═══ PROVIDED ENTRIES

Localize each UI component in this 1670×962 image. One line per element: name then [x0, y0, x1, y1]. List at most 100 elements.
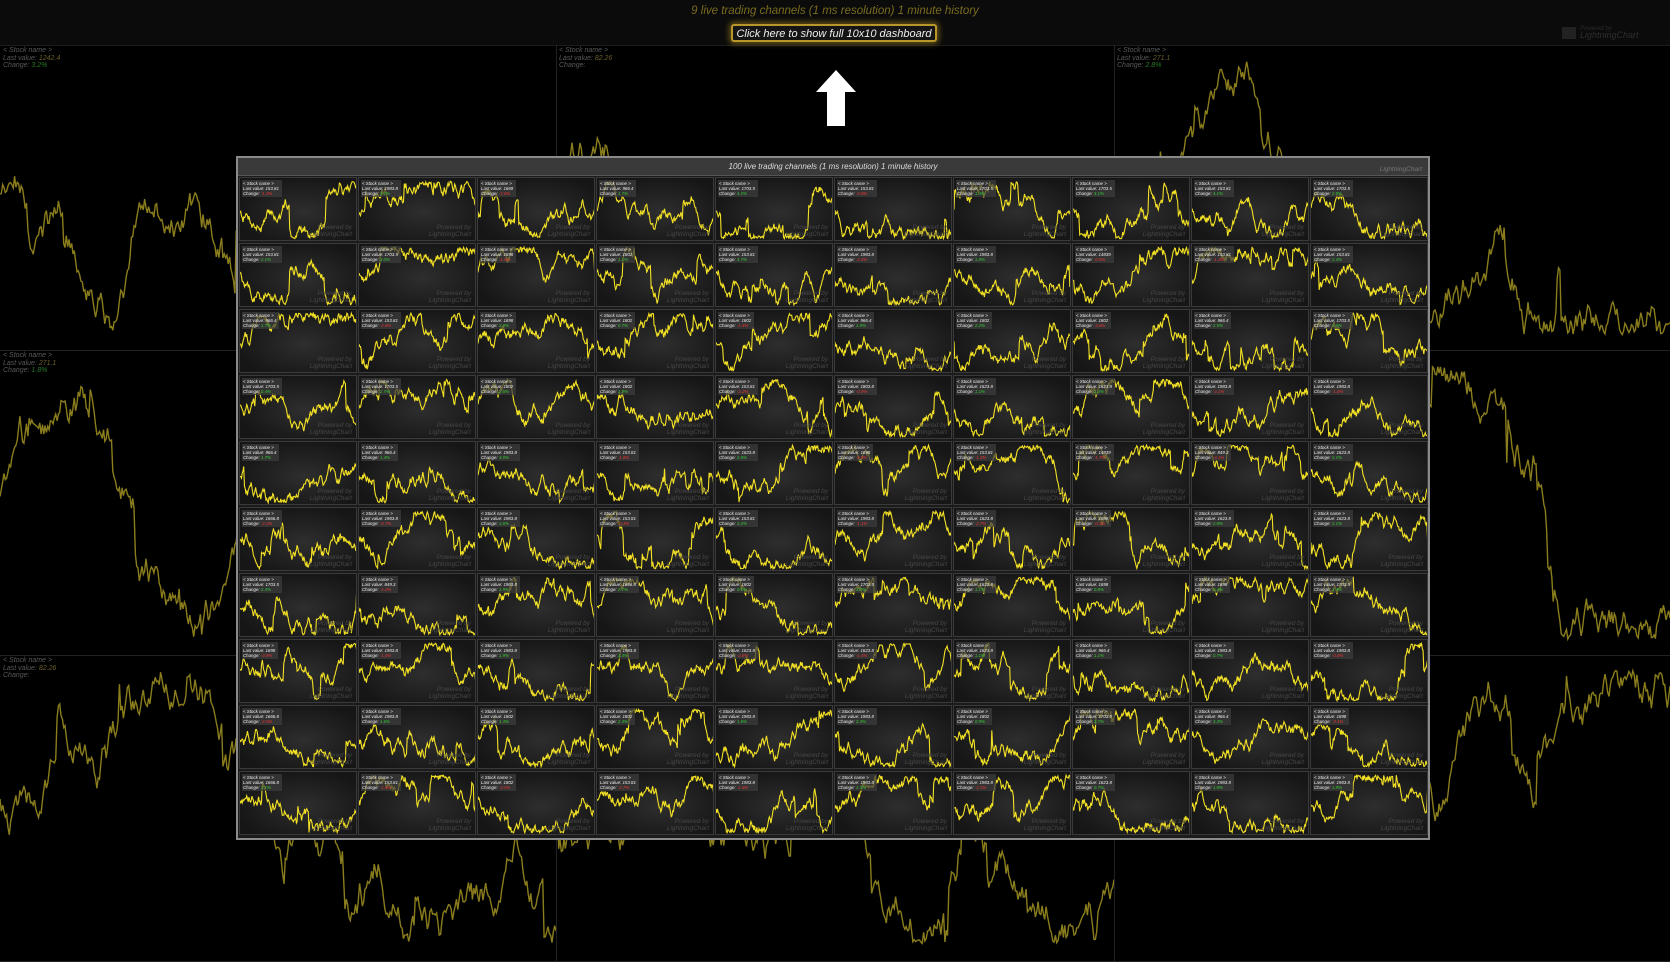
stock-tile[interactable]: Powered by LightningChart < Stock name > La…	[477, 375, 595, 439]
stock-tile[interactable]: Powered by LightningChart < Stock name > La…	[1191, 771, 1309, 835]
stock-tile[interactable]: Powered by LightningChart < Stock name > La…	[715, 573, 833, 637]
stock-tile[interactable]: Powered by LightningChart < Stock name > La…	[1191, 573, 1309, 637]
stock-tile[interactable]: Powered by LightningChart < Stock name > La…	[358, 771, 476, 835]
stock-tile[interactable]: Powered by LightningChart < Stock name > La…	[1310, 507, 1428, 571]
stock-tile[interactable]: Powered by LightningChart < Stock name > La…	[1191, 441, 1309, 505]
stock-tile[interactable]: Powered by LightningChart < Stock name > La…	[596, 507, 714, 571]
stock-tile[interactable]: Powered by LightningChart < Stock name > La…	[715, 309, 833, 373]
stock-tile[interactable]: Powered by LightningChart < Stock name > La…	[1310, 309, 1428, 373]
stock-tile[interactable]: Powered by LightningChart < Stock name > La…	[1072, 441, 1190, 505]
stock-tile[interactable]: Powered by LightningChart < Stock name > La…	[1191, 507, 1309, 571]
stock-tile[interactable]: Powered by LightningChart < Stock name > La…	[477, 639, 595, 703]
stock-tile[interactable]: Powered by LightningChart < Stock name > La…	[715, 243, 833, 307]
stock-tile[interactable]: Powered by LightningChart < Stock name > La…	[1191, 309, 1309, 373]
stock-tile[interactable]: Powered by LightningChart < Stock name > La…	[1310, 177, 1428, 241]
stock-tile[interactable]: Powered by LightningChart < Stock name > La…	[239, 507, 357, 571]
stock-tile[interactable]: Powered by LightningChart < Stock name > La…	[1191, 177, 1309, 241]
stock-tile[interactable]: Powered by LightningChart < Stock name > La…	[477, 177, 595, 241]
stock-tile[interactable]: Powered by LightningChart < Stock name > La…	[239, 573, 357, 637]
stock-tile[interactable]: Powered by LightningChart < Stock name > La…	[1191, 375, 1309, 439]
stock-tile[interactable]: Powered by LightningChart < Stock name > La…	[715, 705, 833, 769]
stock-tile[interactable]: Powered by LightningChart < Stock name > La…	[477, 507, 595, 571]
stock-tile[interactable]: Powered by LightningChart < Stock name > La…	[715, 639, 833, 703]
stock-tile[interactable]: Powered by LightningChart < Stock name > La…	[953, 177, 1071, 241]
stock-tile[interactable]: Powered by LightningChart < Stock name > La…	[1072, 177, 1190, 241]
stock-tile[interactable]: Powered by LightningChart < Stock name > La…	[834, 771, 952, 835]
stock-tile[interactable]: Powered by LightningChart < Stock name > La…	[239, 705, 357, 769]
stock-tile[interactable]: Powered by LightningChart < Stock name > La…	[239, 639, 357, 703]
stock-tile[interactable]: Powered by LightningChart < Stock name > La…	[477, 309, 595, 373]
stock-tile[interactable]: Powered by LightningChart < Stock name > La…	[477, 705, 595, 769]
stock-tile[interactable]: Powered by LightningChart < Stock name > La…	[1072, 573, 1190, 637]
stock-tile[interactable]: Powered by LightningChart < Stock name > La…	[1072, 705, 1190, 769]
stock-tile[interactable]: Powered by LightningChart < Stock name > La…	[1310, 639, 1428, 703]
stock-tile[interactable]: Powered by LightningChart < Stock name > La…	[953, 639, 1071, 703]
stock-tile[interactable]: Powered by LightningChart < Stock name > La…	[834, 705, 952, 769]
stock-tile[interactable]: Powered by LightningChart < Stock name > La…	[715, 177, 833, 241]
stock-tile[interactable]: Powered by LightningChart < Stock name > La…	[1310, 705, 1428, 769]
stock-tile[interactable]: Powered by LightningChart < Stock name > La…	[239, 177, 357, 241]
stock-tile[interactable]: Powered by LightningChart < Stock name > La…	[477, 573, 595, 637]
stock-tile[interactable]: Powered by LightningChart < Stock name > La…	[715, 771, 833, 835]
stock-tile[interactable]: Powered by LightningChart < Stock name > La…	[1072, 375, 1190, 439]
stock-tile[interactable]: Powered by LightningChart < Stock name > La…	[596, 639, 714, 703]
stock-tile[interactable]: Powered by LightningChart < Stock name > La…	[596, 705, 714, 769]
stock-tile[interactable]: Powered by LightningChart < Stock name > La…	[953, 243, 1071, 307]
stock-tile[interactable]: Powered by LightningChart < Stock name > La…	[1191, 639, 1309, 703]
stock-tile[interactable]: Powered by LightningChart < Stock name > La…	[358, 375, 476, 439]
stock-tile[interactable]: Powered by LightningChart < Stock name > La…	[358, 441, 476, 505]
stock-tile[interactable]: Powered by LightningChart < Stock name > La…	[715, 375, 833, 439]
stock-tile[interactable]: Powered by LightningChart < Stock name > La…	[1310, 771, 1428, 835]
stock-tile[interactable]: Powered by LightningChart < Stock name > La…	[596, 771, 714, 835]
stock-tile[interactable]: Powered by LightningChart < Stock name > La…	[1072, 309, 1190, 373]
show-10x10-dashboard-button[interactable]: Click here to show full 10x10 dashboard	[731, 24, 937, 42]
stock-tile[interactable]: Powered by LightningChart < Stock name > La…	[834, 375, 952, 439]
stock-tile[interactable]: Powered by LightningChart < Stock name > La…	[1310, 375, 1428, 439]
stock-tile[interactable]: Powered by LightningChart < Stock name > La…	[953, 441, 1071, 505]
stock-tile[interactable]: Powered by LightningChart < Stock name > La…	[953, 771, 1071, 835]
stock-tile[interactable]: Powered by LightningChart < Stock name > La…	[239, 243, 357, 307]
stock-tile[interactable]: Powered by LightningChart < Stock name > La…	[834, 639, 952, 703]
stock-tile[interactable]: Powered by LightningChart < Stock name > La…	[358, 573, 476, 637]
stock-tile[interactable]: Powered by LightningChart < Stock name > La…	[953, 309, 1071, 373]
stock-tile[interactable]: Powered by LightningChart < Stock name > La…	[953, 375, 1071, 439]
stock-tile[interactable]: Powered by LightningChart < Stock name > La…	[834, 573, 952, 637]
stock-tile[interactable]: Powered by LightningChart < Stock name > La…	[358, 705, 476, 769]
stock-tile[interactable]: Powered by LightningChart < Stock name > La…	[239, 441, 357, 505]
stock-tile[interactable]: Powered by LightningChart < Stock name > La…	[358, 639, 476, 703]
stock-tile[interactable]: Powered by LightningChart < Stock name > La…	[358, 243, 476, 307]
stock-tile[interactable]: Powered by LightningChart < Stock name > La…	[834, 243, 952, 307]
stock-tile[interactable]: Powered by LightningChart < Stock name > La…	[477, 441, 595, 505]
stock-tile[interactable]: Powered by LightningChart < Stock name > La…	[239, 771, 357, 835]
stock-tile[interactable]: Powered by LightningChart < Stock name > La…	[1191, 705, 1309, 769]
stock-tile[interactable]: Powered by LightningChart < Stock name > La…	[477, 771, 595, 835]
stock-tile[interactable]: Powered by LightningChart < Stock name > La…	[1072, 771, 1190, 835]
stock-tile[interactable]: Powered by LightningChart < Stock name > La…	[358, 177, 476, 241]
stock-tile[interactable]: Powered by LightningChart < Stock name > La…	[1310, 573, 1428, 637]
stock-tile[interactable]: Powered by LightningChart < Stock name > La…	[1072, 243, 1190, 307]
stock-tile[interactable]: Powered by LightningChart < Stock name > La…	[953, 507, 1071, 571]
stock-tile[interactable]: Powered by LightningChart < Stock name > La…	[477, 243, 595, 307]
stock-tile[interactable]: Powered by LightningChart < Stock name > La…	[239, 375, 357, 439]
stock-tile[interactable]: Powered by LightningChart < Stock name > La…	[596, 573, 714, 637]
stock-tile[interactable]: Powered by LightningChart < Stock name > La…	[596, 375, 714, 439]
stock-tile[interactable]: Powered by LightningChart < Stock name > La…	[834, 177, 952, 241]
stock-tile[interactable]: Powered by LightningChart < Stock name > La…	[1310, 243, 1428, 307]
stock-tile[interactable]: Powered by LightningChart < Stock name > La…	[834, 441, 952, 505]
stock-tile[interactable]: Powered by LightningChart < Stock name > La…	[1191, 243, 1309, 307]
stock-tile[interactable]: Powered by LightningChart < Stock name > La…	[715, 441, 833, 505]
stock-tile[interactable]: Powered by LightningChart < Stock name > La…	[1072, 639, 1190, 703]
stock-tile[interactable]: Powered by LightningChart < Stock name > La…	[834, 309, 952, 373]
stock-tile[interactable]: Powered by LightningChart < Stock name > La…	[1072, 507, 1190, 571]
stock-tile[interactable]: Powered by LightningChart < Stock name > La…	[596, 177, 714, 241]
stock-tile[interactable]: Powered by LightningChart < Stock name > La…	[239, 309, 357, 373]
stock-tile[interactable]: Powered by LightningChart < Stock name > La…	[596, 243, 714, 307]
stock-tile[interactable]: Powered by LightningChart < Stock name > La…	[358, 309, 476, 373]
stock-tile[interactable]: Powered by LightningChart < Stock name > La…	[596, 441, 714, 505]
stock-tile[interactable]: Powered by LightningChart < Stock name > La…	[953, 573, 1071, 637]
stock-tile[interactable]: Powered by LightningChart < Stock name > La…	[358, 507, 476, 571]
stock-tile[interactable]: Powered by LightningChart < Stock name > La…	[715, 507, 833, 571]
stock-tile[interactable]: Powered by LightningChart < Stock name > La…	[953, 705, 1071, 769]
stock-tile[interactable]: Powered by LightningChart < Stock name > La…	[596, 309, 714, 373]
stock-tile[interactable]: Powered by LightningChart < Stock name > La…	[834, 507, 952, 571]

══════

Reproduce the stretch of the records from the line containing "375, 595, 439]" through the line containing "309, 1428, 373]", both ends included, with every character unchanged.

_RESULT OF THIS EXERCISE:_
stock-tile[interactable]: Powered by LightningChart < Stock name > La…	[477, 375, 595, 439]
stock-tile[interactable]: Powered by LightningChart < Stock name > La…	[1191, 771, 1309, 835]
stock-tile[interactable]: Powered by LightningChart < Stock name > La…	[715, 573, 833, 637]
stock-tile[interactable]: Powered by LightningChart < Stock name > La…	[1191, 573, 1309, 637]
stock-tile[interactable]: Powered by LightningChart < Stock name > La…	[358, 771, 476, 835]
stock-tile[interactable]: Powered by LightningChart < Stock name > La…	[1310, 507, 1428, 571]
stock-tile[interactable]: Powered by LightningChart < Stock name > La…	[1191, 441, 1309, 505]
stock-tile[interactable]: Powered by LightningChart < Stock name > La…	[596, 507, 714, 571]
stock-tile[interactable]: Powered by LightningChart < Stock name > La…	[715, 309, 833, 373]
stock-tile[interactable]: Powered by LightningChart < Stock name > La…	[1310, 309, 1428, 373]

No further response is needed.